● **STATED TASK**:
Reproduce the listing below without any change.

-------- DATA ROWS --------

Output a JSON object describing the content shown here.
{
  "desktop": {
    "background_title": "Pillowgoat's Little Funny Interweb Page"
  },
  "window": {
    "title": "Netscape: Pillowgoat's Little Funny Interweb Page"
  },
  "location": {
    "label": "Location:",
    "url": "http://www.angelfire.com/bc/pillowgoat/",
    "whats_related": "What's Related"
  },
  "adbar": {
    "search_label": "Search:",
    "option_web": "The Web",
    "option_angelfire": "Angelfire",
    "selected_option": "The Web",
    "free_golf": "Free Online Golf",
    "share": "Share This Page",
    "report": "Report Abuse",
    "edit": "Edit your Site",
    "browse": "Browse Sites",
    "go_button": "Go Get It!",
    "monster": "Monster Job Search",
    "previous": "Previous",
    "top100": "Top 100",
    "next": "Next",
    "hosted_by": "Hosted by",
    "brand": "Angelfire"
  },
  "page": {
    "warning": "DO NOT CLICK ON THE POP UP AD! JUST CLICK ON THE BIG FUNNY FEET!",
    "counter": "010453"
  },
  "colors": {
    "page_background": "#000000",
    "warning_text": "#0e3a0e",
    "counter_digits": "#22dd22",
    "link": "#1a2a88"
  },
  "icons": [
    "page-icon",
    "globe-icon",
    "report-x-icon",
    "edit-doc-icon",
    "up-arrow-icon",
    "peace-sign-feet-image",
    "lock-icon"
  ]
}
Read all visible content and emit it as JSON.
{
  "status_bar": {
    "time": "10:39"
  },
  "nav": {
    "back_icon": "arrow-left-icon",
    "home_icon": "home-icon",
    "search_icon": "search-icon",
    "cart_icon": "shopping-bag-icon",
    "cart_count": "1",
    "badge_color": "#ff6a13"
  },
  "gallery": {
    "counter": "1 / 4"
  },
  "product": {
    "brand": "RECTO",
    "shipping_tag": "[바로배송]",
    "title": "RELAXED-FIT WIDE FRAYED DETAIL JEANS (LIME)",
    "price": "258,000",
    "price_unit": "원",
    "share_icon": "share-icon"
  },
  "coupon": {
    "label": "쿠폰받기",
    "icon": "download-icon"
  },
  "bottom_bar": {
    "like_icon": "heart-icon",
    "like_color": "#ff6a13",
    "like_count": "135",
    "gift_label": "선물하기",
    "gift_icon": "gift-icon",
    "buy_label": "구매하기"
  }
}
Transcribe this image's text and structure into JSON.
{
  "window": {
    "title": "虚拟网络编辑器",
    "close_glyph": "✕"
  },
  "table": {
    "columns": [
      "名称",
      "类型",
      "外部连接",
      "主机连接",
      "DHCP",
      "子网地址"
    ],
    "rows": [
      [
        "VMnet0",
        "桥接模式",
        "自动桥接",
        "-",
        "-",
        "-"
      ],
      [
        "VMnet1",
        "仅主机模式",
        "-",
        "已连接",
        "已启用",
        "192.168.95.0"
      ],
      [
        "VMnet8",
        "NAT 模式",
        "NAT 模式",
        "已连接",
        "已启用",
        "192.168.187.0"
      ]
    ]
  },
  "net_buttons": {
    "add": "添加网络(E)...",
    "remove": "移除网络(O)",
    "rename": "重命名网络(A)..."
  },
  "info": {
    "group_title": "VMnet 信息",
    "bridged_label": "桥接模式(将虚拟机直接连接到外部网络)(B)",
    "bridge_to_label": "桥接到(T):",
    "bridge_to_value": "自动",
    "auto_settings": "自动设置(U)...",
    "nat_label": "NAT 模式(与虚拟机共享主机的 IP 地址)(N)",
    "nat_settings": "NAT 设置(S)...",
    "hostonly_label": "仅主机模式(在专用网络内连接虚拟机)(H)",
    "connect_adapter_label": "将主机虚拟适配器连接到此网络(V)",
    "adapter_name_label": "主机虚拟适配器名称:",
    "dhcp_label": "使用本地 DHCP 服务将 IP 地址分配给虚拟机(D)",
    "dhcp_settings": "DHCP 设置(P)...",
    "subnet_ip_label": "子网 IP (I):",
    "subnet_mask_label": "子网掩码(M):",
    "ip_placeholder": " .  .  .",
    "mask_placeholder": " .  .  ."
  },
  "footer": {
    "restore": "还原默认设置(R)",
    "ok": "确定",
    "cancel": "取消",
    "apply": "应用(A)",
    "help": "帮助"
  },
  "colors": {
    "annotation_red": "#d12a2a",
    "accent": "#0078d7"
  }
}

--------

● **RESPONSE BELOW**:
Output a JSON object describing the content shown here.
{
  "desktop": {
    "background_title": "Pillowgoat's Little Funny Interweb Page"
  },
  "window": {
    "title": "Netscape: Pillowgoat's Little Funny Interweb Page"
  },
  "location": {
    "label": "Location:",
    "url": "http://www.angelfire.com/bc/pillowgoat/",
    "whats_related": "What's Related"
  },
  "adbar": {
    "search_label": "Search:",
    "option_web": "The Web",
    "option_angelfire": "Angelfire",
    "selected_option": "The Web",
    "free_golf": "Free Online Golf",
    "share": "Share This Page",
    "report": "Report Abuse",
    "edit": "Edit your Site",
    "browse": "Browse Sites",
    "go_button": "Go Get It!",
    "monster": "Monster Job Search",
    "previous": "Previous",
    "top100": "Top 100",
    "next": "Next",
    "hosted_by": "Hosted by",
    "brand": "Angelfire"
  },
  "page": {
    "warning": "DO NOT CLICK ON THE POP UP AD! JUST CLICK ON THE BIG FUNNY FEET!",
    "counter": "010453"
  },
  "colors": {
    "page_background": "#000000",
    "warning_text": "#0e3a0e",
    "counter_digits": "#22dd22",
    "link": "#1a2a88"
  },
  "icons": [
    "page-icon",
    "globe-icon",
    "report-x-icon",
    "edit-doc-icon",
    "up-arrow-icon",
    "peace-sign-feet-image",
    "lock-icon"
  ]
}
Read all visible content and emit it as JSON.
{
  "status_bar": {
    "time": "10:39"
  },
  "nav": {
    "back_icon": "arrow-left-icon",
    "home_icon": "home-icon",
    "search_icon": "search-icon",
    "cart_icon": "shopping-bag-icon",
    "cart_count": "1",
    "badge_color": "#ff6a13"
  },
  "gallery": {
    "counter": "1 / 4"
  },
  "product": {
    "brand": "RECTO",
    "shipping_tag": "[바로배송]",
    "title": "RELAXED-FIT WIDE FRAYED DETAIL JEANS (LIME)",
    "price": "258,000",
    "price_unit": "원",
    "share_icon": "share-icon"
  },
  "coupon": {
    "label": "쿠폰받기",
    "icon": "download-icon"
  },
  "bottom_bar": {
    "like_icon": "heart-icon",
    "like_color": "#ff6a13",
    "like_count": "135",
    "gift_label": "선물하기",
    "gift_icon": "gift-icon",
    "buy_label": "구매하기"
  }
}
Transcribe this image's text and structure into JSON.
{
  "window": {
    "title": "虚拟网络编辑器",
    "close_glyph": "✕"
  },
  "table": {
    "columns": [
      "名称",
      "类型",
      "外部连接",
      "主机连接",
      "DHCP",
      "子网地址"
    ],
    "rows": [
      [
        "VMnet0",
        "桥接模式",
        "自动桥接",
        "-",
        "-",
        "-"
      ],
      [
        "VMnet1",
        "仅主机模式",
        "-",
        "已连接",
        "已启用",
        "192.168.95.0"
      ],
      [
        "VMnet8",
        "NAT 模式",
        "NAT 模式",
        "已连接",
        "已启用",
        "192.168.187.0"
      ]
    ]
  },
  "net_buttons": {
    "add": "添加网络(E)...",
    "remove": "移除网络(O)",
    "rename": "重命名网络(A)..."
  },
  "info": {
    "group_title": "VMnet 信息",
    "bridged_label": "桥接模式(将虚拟机直接连接到外部网络)(B)",
    "bridge_to_label": "桥接到(T):",
    "bridge_to_value": "自动",
    "auto_settings": "自动设置(U)...",
    "nat_label": "NAT 模式(与虚拟机共享主机的 IP 地址)(N)",
    "nat_settings": "NAT 设置(S)...",
    "hostonly_label": "仅主机模式(在专用网络内连接虚拟机)(H)",
    "connect_adapter_label": "将主机虚拟适配器连接到此网络(V)",
    "adapter_name_label": "主机虚拟适配器名称:",
    "dhcp_label": "使用本地 DHCP 服务将 IP 地址分配给虚拟机(D)",
    "dhcp_settings": "DHCP 设置(P)...",
    "subnet_ip_label": "子网 IP (I):",
    "subnet_mask_label": "子网掩码(M):",
    "ip_placeholder": " .  .  .",
    "mask_placeholder": " .  .  ."
  },
  "footer": {
    "restore": "还原默认设置(R)",
    "ok": "确定",
    "cancel": "取消",
    "apply": "应用(A)",
    "help": "帮助"
  },
  "colors": {
    "annotation_red": "#d12a2a",
    "accent": "#0078d7"
  }
}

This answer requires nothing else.